*Aim*
Pick out every line of the entries below where "zone" occurs, and copy those lines.

*The data*
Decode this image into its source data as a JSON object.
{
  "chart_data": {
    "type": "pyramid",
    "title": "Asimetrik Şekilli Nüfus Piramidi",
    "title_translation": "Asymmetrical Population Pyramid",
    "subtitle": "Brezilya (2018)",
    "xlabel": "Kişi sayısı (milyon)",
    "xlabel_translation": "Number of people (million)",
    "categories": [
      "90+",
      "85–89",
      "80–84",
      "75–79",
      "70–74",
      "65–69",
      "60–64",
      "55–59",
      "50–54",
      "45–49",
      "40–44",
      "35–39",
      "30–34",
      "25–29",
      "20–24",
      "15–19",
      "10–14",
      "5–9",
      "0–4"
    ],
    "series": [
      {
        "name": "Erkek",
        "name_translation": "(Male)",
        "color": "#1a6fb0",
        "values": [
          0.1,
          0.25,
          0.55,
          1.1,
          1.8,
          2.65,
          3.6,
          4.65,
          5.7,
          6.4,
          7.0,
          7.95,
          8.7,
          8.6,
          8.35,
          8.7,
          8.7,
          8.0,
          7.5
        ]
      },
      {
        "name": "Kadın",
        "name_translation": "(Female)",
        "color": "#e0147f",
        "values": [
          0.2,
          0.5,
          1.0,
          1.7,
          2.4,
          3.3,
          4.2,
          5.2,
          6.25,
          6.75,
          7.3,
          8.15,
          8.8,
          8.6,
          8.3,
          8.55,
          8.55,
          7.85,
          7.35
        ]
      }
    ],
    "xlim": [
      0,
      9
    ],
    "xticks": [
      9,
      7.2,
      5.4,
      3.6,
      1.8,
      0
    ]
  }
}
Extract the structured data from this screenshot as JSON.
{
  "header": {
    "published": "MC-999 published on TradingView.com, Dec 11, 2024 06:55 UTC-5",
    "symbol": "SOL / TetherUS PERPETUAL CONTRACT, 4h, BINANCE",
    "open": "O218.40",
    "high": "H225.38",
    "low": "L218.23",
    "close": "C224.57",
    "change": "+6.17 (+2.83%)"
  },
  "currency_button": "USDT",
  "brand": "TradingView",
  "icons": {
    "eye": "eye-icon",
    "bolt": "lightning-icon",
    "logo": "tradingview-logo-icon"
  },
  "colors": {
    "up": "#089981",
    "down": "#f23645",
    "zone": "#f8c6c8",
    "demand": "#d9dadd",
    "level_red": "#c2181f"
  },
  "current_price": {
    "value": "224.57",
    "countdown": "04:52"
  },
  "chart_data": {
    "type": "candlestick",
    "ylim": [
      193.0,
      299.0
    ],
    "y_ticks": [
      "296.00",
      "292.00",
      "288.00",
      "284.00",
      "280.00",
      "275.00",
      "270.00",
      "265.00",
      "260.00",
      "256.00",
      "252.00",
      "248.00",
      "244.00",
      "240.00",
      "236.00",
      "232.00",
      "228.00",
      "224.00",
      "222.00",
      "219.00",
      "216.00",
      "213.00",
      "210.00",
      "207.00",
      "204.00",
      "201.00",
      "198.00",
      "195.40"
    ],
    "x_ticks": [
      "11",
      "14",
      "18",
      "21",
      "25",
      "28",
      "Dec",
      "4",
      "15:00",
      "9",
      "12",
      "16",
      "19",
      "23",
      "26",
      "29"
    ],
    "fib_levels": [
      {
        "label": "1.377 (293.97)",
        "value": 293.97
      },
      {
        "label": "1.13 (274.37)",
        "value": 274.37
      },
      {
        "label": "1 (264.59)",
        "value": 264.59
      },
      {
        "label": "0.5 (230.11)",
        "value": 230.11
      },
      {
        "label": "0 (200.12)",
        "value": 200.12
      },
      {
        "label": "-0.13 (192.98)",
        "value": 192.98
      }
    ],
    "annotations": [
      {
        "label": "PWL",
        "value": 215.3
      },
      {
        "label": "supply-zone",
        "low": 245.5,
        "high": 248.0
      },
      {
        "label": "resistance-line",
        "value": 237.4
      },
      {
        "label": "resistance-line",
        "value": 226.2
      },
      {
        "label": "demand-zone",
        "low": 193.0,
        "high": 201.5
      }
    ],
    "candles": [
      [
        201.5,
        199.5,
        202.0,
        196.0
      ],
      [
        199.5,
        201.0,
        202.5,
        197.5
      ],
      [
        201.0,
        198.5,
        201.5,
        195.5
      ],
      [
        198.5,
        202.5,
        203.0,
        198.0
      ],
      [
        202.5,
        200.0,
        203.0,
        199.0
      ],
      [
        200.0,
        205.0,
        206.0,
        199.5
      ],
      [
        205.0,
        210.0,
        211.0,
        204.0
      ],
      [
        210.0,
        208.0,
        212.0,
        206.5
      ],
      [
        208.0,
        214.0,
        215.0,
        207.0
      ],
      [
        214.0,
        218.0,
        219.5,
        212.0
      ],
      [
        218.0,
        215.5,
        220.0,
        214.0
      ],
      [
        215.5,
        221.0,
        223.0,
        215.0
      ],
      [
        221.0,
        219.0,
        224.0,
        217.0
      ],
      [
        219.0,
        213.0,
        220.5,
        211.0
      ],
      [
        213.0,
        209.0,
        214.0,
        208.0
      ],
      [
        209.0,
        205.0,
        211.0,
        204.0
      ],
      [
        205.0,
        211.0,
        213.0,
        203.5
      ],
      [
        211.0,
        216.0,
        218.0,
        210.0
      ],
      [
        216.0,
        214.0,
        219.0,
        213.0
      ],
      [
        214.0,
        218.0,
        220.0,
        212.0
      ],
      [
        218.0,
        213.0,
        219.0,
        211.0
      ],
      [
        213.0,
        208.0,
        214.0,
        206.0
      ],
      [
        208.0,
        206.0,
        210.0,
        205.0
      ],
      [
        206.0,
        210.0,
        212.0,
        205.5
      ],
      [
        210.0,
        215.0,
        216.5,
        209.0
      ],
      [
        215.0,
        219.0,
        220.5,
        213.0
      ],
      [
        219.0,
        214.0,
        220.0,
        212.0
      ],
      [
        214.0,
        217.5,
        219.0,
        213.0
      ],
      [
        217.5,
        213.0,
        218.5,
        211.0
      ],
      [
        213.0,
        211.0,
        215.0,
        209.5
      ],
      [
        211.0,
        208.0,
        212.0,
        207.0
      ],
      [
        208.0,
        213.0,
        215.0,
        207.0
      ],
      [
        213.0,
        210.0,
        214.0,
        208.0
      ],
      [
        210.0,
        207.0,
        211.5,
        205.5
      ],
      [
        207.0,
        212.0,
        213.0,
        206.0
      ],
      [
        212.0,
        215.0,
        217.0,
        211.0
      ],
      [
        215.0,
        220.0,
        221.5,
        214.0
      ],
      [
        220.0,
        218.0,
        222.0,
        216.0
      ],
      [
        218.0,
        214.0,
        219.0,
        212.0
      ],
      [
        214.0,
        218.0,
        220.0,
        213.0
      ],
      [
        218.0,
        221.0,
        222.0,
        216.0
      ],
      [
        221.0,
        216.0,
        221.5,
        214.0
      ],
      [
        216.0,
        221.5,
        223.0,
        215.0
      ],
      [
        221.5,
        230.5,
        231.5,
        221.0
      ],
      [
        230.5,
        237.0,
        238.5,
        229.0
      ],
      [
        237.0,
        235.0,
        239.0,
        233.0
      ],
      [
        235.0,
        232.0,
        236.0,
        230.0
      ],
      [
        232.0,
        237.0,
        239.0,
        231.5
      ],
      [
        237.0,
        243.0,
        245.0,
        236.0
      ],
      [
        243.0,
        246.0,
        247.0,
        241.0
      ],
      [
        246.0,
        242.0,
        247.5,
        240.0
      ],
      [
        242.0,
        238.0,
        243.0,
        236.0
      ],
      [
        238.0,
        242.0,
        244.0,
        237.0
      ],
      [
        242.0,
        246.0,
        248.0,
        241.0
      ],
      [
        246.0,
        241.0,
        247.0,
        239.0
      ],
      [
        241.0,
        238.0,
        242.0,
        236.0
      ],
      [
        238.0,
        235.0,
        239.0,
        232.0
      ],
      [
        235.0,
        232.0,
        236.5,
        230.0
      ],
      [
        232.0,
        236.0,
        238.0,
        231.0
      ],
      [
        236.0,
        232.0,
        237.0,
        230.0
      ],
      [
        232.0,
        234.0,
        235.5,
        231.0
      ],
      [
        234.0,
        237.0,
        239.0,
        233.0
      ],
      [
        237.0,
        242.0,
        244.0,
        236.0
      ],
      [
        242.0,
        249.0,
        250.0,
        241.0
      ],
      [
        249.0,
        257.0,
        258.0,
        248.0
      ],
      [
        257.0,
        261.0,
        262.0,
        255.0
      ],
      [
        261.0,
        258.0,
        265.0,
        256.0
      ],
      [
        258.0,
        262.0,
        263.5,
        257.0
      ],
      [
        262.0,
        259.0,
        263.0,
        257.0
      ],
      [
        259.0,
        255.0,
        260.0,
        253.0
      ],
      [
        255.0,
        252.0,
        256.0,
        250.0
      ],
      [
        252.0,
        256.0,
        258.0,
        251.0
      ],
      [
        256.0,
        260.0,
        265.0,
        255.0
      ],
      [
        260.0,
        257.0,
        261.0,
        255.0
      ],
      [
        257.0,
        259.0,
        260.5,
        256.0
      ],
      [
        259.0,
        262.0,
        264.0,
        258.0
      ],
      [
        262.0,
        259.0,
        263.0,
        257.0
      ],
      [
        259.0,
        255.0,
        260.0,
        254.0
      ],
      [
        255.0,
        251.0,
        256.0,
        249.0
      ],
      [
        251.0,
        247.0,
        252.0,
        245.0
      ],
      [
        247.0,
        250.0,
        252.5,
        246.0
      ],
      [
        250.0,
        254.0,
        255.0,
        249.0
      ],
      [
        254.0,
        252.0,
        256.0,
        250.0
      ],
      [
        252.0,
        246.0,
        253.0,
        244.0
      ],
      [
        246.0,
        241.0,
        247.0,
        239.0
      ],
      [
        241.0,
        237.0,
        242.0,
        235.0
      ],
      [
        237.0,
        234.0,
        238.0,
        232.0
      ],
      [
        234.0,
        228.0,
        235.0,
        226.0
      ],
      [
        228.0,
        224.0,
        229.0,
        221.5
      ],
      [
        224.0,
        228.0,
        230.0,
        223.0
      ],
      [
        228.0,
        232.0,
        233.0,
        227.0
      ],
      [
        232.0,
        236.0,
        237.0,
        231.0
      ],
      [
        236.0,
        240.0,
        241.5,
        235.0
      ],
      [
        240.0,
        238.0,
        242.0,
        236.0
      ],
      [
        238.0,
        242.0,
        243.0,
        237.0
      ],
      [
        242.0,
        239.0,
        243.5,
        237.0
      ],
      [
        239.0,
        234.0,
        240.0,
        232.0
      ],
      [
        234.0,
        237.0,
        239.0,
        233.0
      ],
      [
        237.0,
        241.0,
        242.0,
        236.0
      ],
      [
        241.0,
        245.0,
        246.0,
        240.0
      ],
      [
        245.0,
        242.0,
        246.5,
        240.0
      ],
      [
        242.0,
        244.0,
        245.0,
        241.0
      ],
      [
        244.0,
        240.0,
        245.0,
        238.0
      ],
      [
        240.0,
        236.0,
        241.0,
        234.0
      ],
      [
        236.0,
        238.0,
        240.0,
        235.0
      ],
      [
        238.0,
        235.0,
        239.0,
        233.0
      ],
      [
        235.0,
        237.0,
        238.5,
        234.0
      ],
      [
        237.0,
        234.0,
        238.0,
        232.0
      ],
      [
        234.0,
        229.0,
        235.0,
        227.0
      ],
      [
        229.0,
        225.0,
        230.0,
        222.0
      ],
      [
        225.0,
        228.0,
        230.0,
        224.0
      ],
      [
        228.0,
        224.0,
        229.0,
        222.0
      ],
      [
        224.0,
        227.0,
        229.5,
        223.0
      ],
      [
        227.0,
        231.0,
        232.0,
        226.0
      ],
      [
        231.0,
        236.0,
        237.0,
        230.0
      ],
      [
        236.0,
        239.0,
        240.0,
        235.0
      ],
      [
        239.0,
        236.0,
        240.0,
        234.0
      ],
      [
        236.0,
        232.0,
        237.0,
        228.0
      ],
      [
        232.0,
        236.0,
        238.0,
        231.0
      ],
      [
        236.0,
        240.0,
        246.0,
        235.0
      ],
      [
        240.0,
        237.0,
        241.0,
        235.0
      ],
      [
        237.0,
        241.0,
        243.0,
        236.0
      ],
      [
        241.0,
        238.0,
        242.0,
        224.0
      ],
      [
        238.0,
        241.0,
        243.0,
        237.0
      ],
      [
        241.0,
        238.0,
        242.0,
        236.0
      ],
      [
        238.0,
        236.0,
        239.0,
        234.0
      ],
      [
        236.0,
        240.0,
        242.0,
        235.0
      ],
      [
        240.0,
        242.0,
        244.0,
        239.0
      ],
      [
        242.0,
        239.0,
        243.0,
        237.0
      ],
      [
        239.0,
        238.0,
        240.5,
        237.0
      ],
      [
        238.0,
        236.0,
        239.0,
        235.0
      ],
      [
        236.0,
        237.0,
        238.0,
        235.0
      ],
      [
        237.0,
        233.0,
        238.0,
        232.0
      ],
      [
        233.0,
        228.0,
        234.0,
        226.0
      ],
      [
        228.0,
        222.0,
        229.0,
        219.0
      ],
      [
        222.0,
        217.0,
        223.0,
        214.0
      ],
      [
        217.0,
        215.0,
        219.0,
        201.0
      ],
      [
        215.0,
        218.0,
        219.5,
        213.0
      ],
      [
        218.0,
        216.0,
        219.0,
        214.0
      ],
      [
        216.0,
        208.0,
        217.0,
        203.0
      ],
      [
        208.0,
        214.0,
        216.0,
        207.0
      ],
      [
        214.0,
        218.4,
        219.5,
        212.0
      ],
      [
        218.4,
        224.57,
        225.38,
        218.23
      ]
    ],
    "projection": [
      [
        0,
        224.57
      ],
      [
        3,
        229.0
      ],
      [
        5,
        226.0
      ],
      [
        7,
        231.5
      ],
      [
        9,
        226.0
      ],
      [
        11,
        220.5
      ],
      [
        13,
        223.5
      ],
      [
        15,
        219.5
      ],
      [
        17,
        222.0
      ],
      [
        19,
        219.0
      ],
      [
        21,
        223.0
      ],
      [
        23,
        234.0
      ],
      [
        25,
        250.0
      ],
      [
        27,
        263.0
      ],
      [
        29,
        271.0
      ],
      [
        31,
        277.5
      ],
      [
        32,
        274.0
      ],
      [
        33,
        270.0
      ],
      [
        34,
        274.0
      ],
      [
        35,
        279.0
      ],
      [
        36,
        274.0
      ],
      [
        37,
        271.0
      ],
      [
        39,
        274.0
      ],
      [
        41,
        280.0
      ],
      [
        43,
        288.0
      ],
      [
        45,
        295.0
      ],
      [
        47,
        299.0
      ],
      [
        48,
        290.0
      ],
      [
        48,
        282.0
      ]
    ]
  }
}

*Full response*
    "zone": "#f8c6c8",
        "label": "supply-zone",
        "label": "demand-zone",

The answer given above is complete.